[Exercise goal] A verbatim copy of the records is required, with all pictures left out.

[The input]
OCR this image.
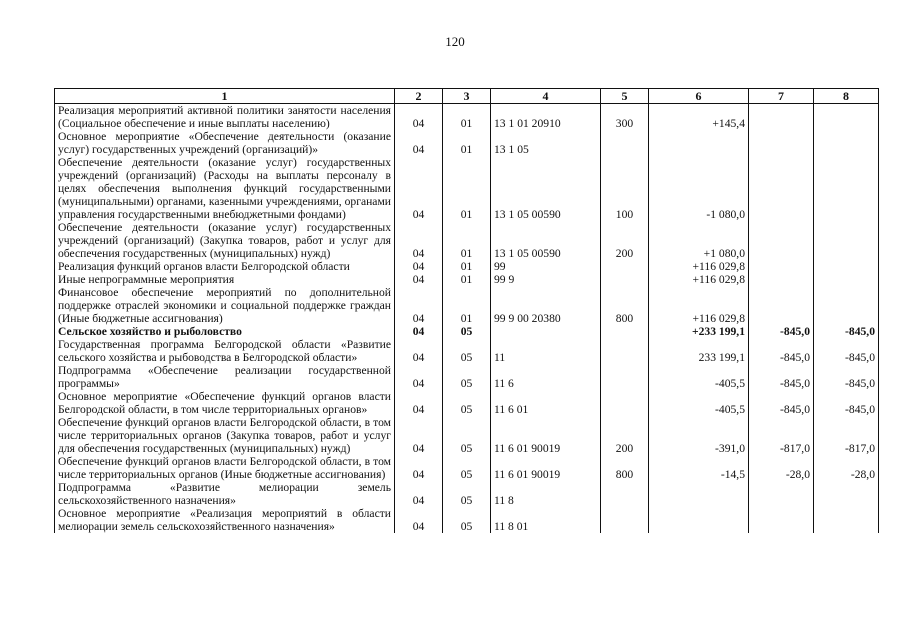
120
1	2	3	4	5	6	7	8
Реализация мероприятий активной политики занятости населения (Социальное обеспечение и иные выплаты населению)	04	01	13 1 01 20910	300	+145,4		
Основное мероприятие «Обеспечение деятельности (оказание услуг) государственных учреждений (организаций)»	04	01	13 1 05				
Обеспечение деятельности (оказание услуг) государственных учреждений (организаций) (Расходы на выплаты персоналу в целях обеспечения выполнения функций государственными (муниципальными) органами, казенными учреждениями, органами управления государственными внебюджетными фондами)	04	01	13 1 05 00590	100	-1 080,0		
Обеспечение деятельности (оказание услуг) государственных учреждений (организаций) (Закупка товаров, работ и услуг для обеспечения государственных (муниципальных) нужд)	04	01	13 1 05 00590	200	+1 080,0		
Реализация функций органов власти Белгородской области	04	01	99		+116 029,8		
Иные непрограммные мероприятия	04	01	99 9		+116 029,8		
Финансовое обеспечение мероприятий по дополнительной поддержке отраслей экономики и социальной поддержке граждан (Иные бюджетные ассигнования)	04	01	99 9 00 20380	800	+116 029,8		
Сельское хозяйство и рыболовство	04	05			+233 199,1	-845,0	-845,0
Государственная программа Белгородской области «Развитие сельского хозяйства и рыбоводства в Белгородской области»	04	05	11		233 199,1	-845,0	-845,0
Подпрограмма «Обеспечение реализации государственной программы»	04	05	11 6		-405,5	-845,0	-845,0
Основное мероприятие «Обеспечение функций органов власти Белгородской области, в том числе территориальных органов»	04	05	11 6 01		-405,5	-845,0	-845,0
Обеспечение функций органов власти Белгородской области, в том числе территориальных органов (Закупка товаров, работ и услуг для обеспечения государственных (муниципальных) нужд)	04	05	11 6 01 90019	200	-391,0	-817,0	-817,0
Обеспечение функций органов власти Белгородской области, в том числе территориальных органов (Иные бюджетные ассигнования)	04	05	11 6 01 90019	800	-14,5	-28,0	-28,0
Подпрограмма «Развитие мелиорации земель сельскохозяйственного назначения»	04	05	11 8				
Основное мероприятие «Реализация мероприятий в области мелиорации земель сельскохозяйственного назначения»	04	05	11 8 01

[Worked answer]
OCR this image.
120
1	2	3	4	5	6	7	8
Реализация мероприятий активной политики занятости населения (Социальное обеспечение и иные выплаты населению)	04	01	13 1 01 20910	300	+145,4		
Основное мероприятие «Обеспечение деятельности (оказание услуг) государственных учреждений (организаций)»	04	01	13 1 05				
Обеспечение деятельности (оказание услуг) государственных учреждений (организаций) (Расходы на выплаты персоналу в целях обеспечения выполнения функций государственными (муниципальными) органами, казенными учреждениями, органами управления государственными внебюджетными фондами)	04	01	13 1 05 00590	100	-1 080,0		
Обеспечение деятельности (оказание услуг) государственных учреждений (организаций) (Закупка товаров, работ и услуг для обеспечения государственных (муниципальных) нужд)	04	01	13 1 05 00590	200	+1 080,0		
Реализация функций органов власти Белгородской области	04	01	99		+116 029,8		
Иные непрограммные мероприятия	04	01	99 9		+116 029,8		
Финансовое обеспечение мероприятий по дополнительной поддержке отраслей экономики и социальной поддержке граждан (Иные бюджетные ассигнования)	04	01	99 9 00 20380	800	+116 029,8		
Сельское хозяйство и рыболовство	04	05			+233 199,1	-845,0	-845,0
Государственная программа Белгородской области «Развитие сельского хозяйства и рыбоводства в Белгородской области»	04	05	11		233 199,1	-845,0	-845,0
Подпрограмма «Обеспечение реализации государственной программы»	04	05	11 6		-405,5	-845,0	-845,0
Основное мероприятие «Обеспечение функций органов власти Белгородской области, в том числе территориальных органов»	04	05	11 6 01		-405,5	-845,0	-845,0
Обеспечение функций органов власти Белгородской области, в том числе территориальных органов (Закупка товаров, работ и услуг для обеспечения государственных (муниципальных) нужд)	04	05	11 6 01 90019	200	-391,0	-817,0	-817,0
Обеспечение функций органов власти Белгородской области, в том числе территориальных органов (Иные бюджетные ассигнования)	04	05	11 6 01 90019	800	-14,5	-28,0	-28,0
Подпрограмма «Развитие мелиорации земель сельскохозяйственного назначения»	04	05	11 8				
Основное мероприятие «Реализация мероприятий в области мелиорации земель сельскохозяйственного назначения»	04	05	11 8 01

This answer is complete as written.